I'll stick to doing 5 or 6 a day on my ownsome and not have to worry whether a bather is going to turn up or call in sick....or hungover as I used to get a lot of!


----------



## GeeGeeboy (13 October 2012)

Loving this thread. I think a lot of owners are very ignorant of how much work and time goes into a full groom, including bathing and drying, nails, ear cleaning etc and they actually get very good value for money. We had a client drop off a very hairy , dirty Cocker Spaniel once and as she was leaving she called out "I'll be back in half an hour!" eh , more like two and a half hours for a hairy beast like that!


----------



## PucciNPoni (14 October 2012)

GeeGeeboy said:



			Loving this thread. I think a lot of owners are very ignorant of how much work and time goes into a full groom, including bathing and drying, nails, ear cleaning etc and they actually get very good value for money. We had a client drop off a very hairy , dirty Cocker Spaniel once and as she was leaving she called out "I'll be back in half an hour!" eh , more like two and a half hours for a hairy beast like that!
		
Click to expand...

Years ago as part of a grooming forum gag, which was then published in a grooming magazine, and then subsequently copied and made in to a poster by a shampoo manufacturer...we did a list of "101 reasons why dog grooming costs more than getting your own hair cut".  

There were things on there like 
- if you are unwell, your hairdresser won't take your temperature or take you to the doctor
- if you peed on the floor of the shop, you would probably be arrested
- if you bit your hairdresser, you would definitely be arrested!
- anal glands, your hairdresser probably doesn't know what they are (or in fact want to know)
- your hairdresser's blow dryer costs about £20, a groomer's cost about £400

....and so on.


----------



## Faithkat (14 October 2012)

Record extracts —
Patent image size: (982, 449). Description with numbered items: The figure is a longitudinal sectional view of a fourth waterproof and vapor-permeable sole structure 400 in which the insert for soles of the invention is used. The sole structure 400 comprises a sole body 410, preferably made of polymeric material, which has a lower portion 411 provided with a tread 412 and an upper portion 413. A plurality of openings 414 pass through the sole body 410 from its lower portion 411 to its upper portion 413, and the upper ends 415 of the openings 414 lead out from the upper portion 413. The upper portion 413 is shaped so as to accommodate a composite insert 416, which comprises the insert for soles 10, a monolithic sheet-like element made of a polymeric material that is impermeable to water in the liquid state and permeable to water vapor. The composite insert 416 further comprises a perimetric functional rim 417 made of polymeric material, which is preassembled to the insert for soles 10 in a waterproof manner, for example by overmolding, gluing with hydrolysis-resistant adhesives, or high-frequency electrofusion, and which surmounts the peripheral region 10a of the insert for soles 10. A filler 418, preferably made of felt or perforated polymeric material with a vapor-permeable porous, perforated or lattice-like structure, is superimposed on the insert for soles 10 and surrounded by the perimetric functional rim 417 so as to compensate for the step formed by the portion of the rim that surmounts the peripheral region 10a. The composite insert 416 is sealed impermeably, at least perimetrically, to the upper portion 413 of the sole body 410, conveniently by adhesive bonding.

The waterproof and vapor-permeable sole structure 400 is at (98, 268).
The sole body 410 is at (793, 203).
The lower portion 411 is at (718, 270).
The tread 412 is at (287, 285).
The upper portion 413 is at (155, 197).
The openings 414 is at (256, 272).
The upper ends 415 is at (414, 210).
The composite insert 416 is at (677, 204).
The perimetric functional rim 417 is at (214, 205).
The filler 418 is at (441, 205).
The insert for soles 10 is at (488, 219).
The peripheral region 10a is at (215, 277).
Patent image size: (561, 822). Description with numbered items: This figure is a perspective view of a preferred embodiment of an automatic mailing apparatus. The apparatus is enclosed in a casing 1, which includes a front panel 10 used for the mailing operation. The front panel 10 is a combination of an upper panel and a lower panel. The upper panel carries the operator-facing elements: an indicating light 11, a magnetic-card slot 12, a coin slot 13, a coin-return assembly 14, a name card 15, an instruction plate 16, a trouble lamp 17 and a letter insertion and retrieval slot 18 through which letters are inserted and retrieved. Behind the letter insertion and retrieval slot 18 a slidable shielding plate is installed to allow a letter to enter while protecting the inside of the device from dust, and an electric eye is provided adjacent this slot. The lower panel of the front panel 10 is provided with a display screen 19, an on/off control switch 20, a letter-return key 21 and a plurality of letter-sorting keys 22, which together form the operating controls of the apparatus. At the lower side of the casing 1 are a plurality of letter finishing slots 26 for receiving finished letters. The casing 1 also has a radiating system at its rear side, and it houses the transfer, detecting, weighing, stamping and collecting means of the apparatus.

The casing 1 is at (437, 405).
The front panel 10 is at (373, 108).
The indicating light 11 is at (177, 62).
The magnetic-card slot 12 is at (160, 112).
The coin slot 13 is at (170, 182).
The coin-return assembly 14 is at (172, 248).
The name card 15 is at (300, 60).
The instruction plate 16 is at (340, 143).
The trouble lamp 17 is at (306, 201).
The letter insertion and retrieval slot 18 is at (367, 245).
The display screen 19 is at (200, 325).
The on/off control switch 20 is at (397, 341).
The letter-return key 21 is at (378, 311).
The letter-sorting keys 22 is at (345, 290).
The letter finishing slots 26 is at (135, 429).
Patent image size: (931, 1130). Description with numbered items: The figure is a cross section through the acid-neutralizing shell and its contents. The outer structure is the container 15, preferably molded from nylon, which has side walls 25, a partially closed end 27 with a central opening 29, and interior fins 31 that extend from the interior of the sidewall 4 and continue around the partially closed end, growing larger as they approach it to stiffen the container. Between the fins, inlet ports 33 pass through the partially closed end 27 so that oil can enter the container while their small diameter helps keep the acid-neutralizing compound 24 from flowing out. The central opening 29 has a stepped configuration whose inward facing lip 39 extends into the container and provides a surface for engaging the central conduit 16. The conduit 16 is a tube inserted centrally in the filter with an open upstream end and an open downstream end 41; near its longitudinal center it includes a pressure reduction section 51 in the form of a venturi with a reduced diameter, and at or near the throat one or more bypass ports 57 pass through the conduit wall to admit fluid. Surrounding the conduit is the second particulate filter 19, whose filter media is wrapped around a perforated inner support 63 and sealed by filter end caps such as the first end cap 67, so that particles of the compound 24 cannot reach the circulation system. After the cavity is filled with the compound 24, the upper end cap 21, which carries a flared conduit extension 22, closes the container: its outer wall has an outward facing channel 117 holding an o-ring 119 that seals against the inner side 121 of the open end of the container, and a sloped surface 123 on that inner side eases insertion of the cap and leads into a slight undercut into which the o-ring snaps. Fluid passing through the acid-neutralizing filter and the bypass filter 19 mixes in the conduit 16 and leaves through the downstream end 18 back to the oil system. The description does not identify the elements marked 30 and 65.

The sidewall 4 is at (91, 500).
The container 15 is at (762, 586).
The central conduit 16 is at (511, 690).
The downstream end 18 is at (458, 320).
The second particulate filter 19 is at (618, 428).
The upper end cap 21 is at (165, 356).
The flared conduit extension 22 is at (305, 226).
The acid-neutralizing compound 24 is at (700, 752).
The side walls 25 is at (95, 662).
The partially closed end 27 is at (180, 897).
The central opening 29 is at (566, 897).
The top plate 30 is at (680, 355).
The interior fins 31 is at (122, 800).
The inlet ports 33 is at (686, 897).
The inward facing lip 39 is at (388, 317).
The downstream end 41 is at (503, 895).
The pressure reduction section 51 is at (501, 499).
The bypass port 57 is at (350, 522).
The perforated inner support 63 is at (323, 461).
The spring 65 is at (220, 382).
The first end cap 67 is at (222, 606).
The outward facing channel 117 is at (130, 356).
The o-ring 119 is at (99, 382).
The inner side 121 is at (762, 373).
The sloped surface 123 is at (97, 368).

Requirements —
Using the excerpted forum thread on dog grooming, answer each of the following briefly.
(a) How many dogs a day does the first poster intend to groom alone?
(b) How long does GeeGeeboy estimate the hairy, dirty Cocker Spaniel would actually take?
(c) According to the list of reasons, what does a hairdresser's blow dryer cost compared with a groomer's?

The completed task —
(a) 5 or 6 a day.
(b) About two and a half hours, rather than the half hour the client expected.
(c) A hairdresser's costs about £20, and a groomer's costs about £400.